>> begin Items
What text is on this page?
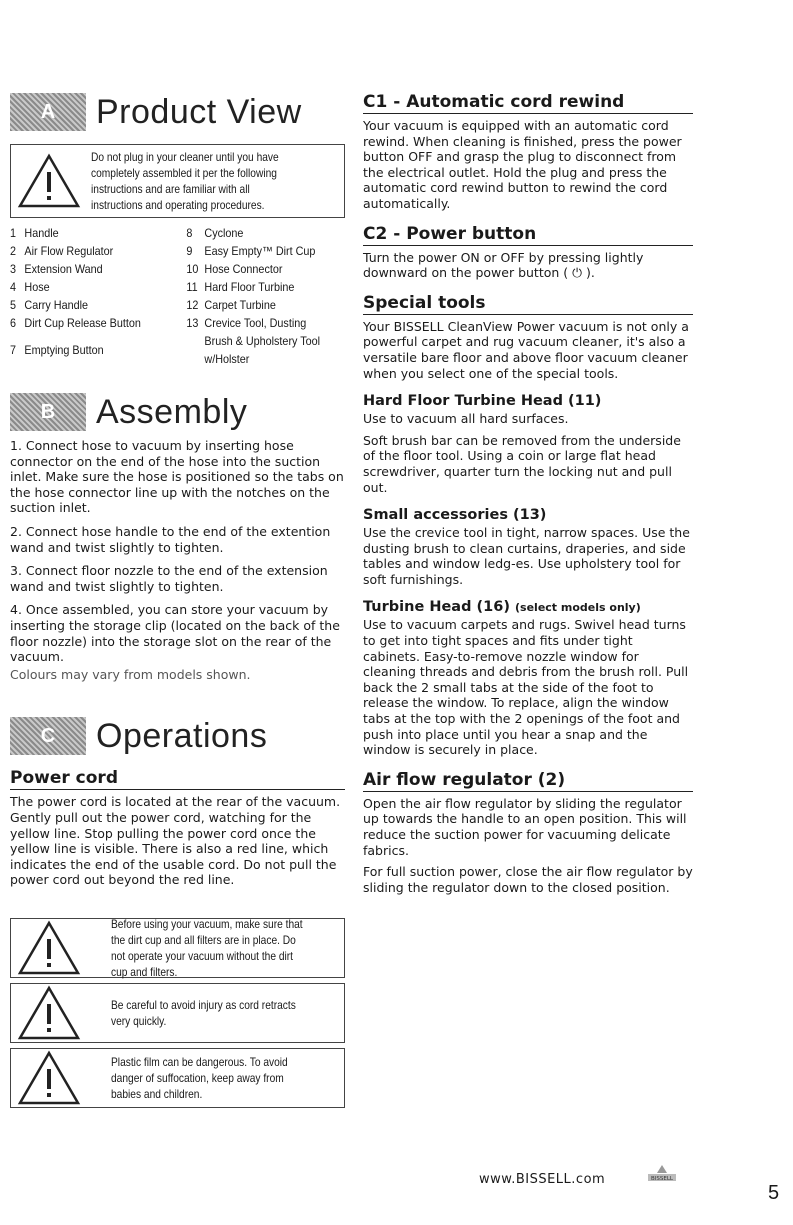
A Product View
Do not plug in your cleaner until you have completely assembled it per the following instructions and are familiar with all instructions and operating procedures.
1 Handle	8 Cyclone
2 Air Flow Regulator	9 Easy Empty™ Dirt Cup
3 Extension Wand	10 Hose Connector
4 Hose	11 Hard Floor Turbine
5 Carry Handle	12 Carpet Turbine
6 Dirt Cup Release Button	13 Crevice Tool, Dusting Brush & Upholstery Tool w/Holster
7 Emptying Button
B Assembly

1. Connect hose to vacuum by inserting hose connector on the end of the hose into the suction inlet. Make sure the hose is positioned so the tabs on the hose connector line up with the notches on the suction inlet.

2. Connect hose handle to the end of the extention wand and twist slightly to tighten.

3. Connect floor nozzle to the end of the extension wand and twist slightly to tighten.

4. Once assembled, you can store your vacuum by inserting the storage clip (located on the back of the floor nozzle) into the storage slot on the rear of the vacuum.

Colours may vary from models shown.

C Operations
Power cord

The power cord is located at the rear of the vacuum. Gently pull out the power cord, watching for the yellow line. Stop pulling the power cord once the yellow line is visible. There is also a red line, which indicates the end of the usable cord. Do not pull the power cord out beyond the red line.

Before using your vacuum, make sure that the dirt cup and all filters are in place. Do not operate your vacuum without the dirt cup and filters.
Be careful to avoid injury as cord retracts very quickly.
Plastic film can be dangerous. To avoid danger of suffocation, keep away from babies and children.
C1 - Automatic cord rewind

Your vacuum is equipped with an automatic cord rewind. When cleaning is finished, press the power button OFF and grasp the plug to disconnect from the electrical outlet. Hold the plug and press the automatic cord rewind button to rewind the cord automatically.

C2 - Power button

Turn the power ON or OFF by pressing lightly downward on the power button ( ⏻ ).

Special tools

Your BISSELL CleanView Power vacuum is not only a powerful carpet and rug vacuum cleaner, it's also a versatile bare floor and above floor vacuum cleaner when you select one of the special tools.

Hard Floor Turbine Head (11)

Use to vacuum all hard surfaces.

Soft brush bar can be removed from the underside of the floor tool. Using a coin or large flat head screwdriver, quarter turn the locking nut and pull out.

Small accessories (13)

Use the crevice tool in tight, narrow spaces. Use the dusting brush to clean curtains, draperies, and side tables and window ledg-es. Use upholstery tool for soft furnishings.

Turbine Head (16) (select models only)

Use to vacuum carpets and rugs. Swivel head turns to get into tight spaces and fits under tight cabinets. Easy-to-remove nozzle window for cleaning threads and debris from the brush roll. Pull back the 2 small tabs at the side of the foot to release the window. To replace, align the window tabs at the top with the 2 openings of the foot and push into place until you hear a snap and the window is securely in place.

Air flow regulator (2)

Open the air flow regulator by sliding the regulator up towards the handle to an open position. This will reduce the suction power for vacuuming delicate fabrics.

For full suction power, close the air flow regulator by sliding the regulator down to the closed position.

www.BISSELL.com	BISSELL
5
>> end Items
• _What is required_
Copy each line of the data above that holds "only".

• _Problem solution_
Your BISSELL CleanView Power vacuum is not only a powerful carpet and rug vacuum cleaner, it's also a versatile bare floor and above floor vacuum cleaner when you select one of the special tools.
Turbine Head (16) (select models only)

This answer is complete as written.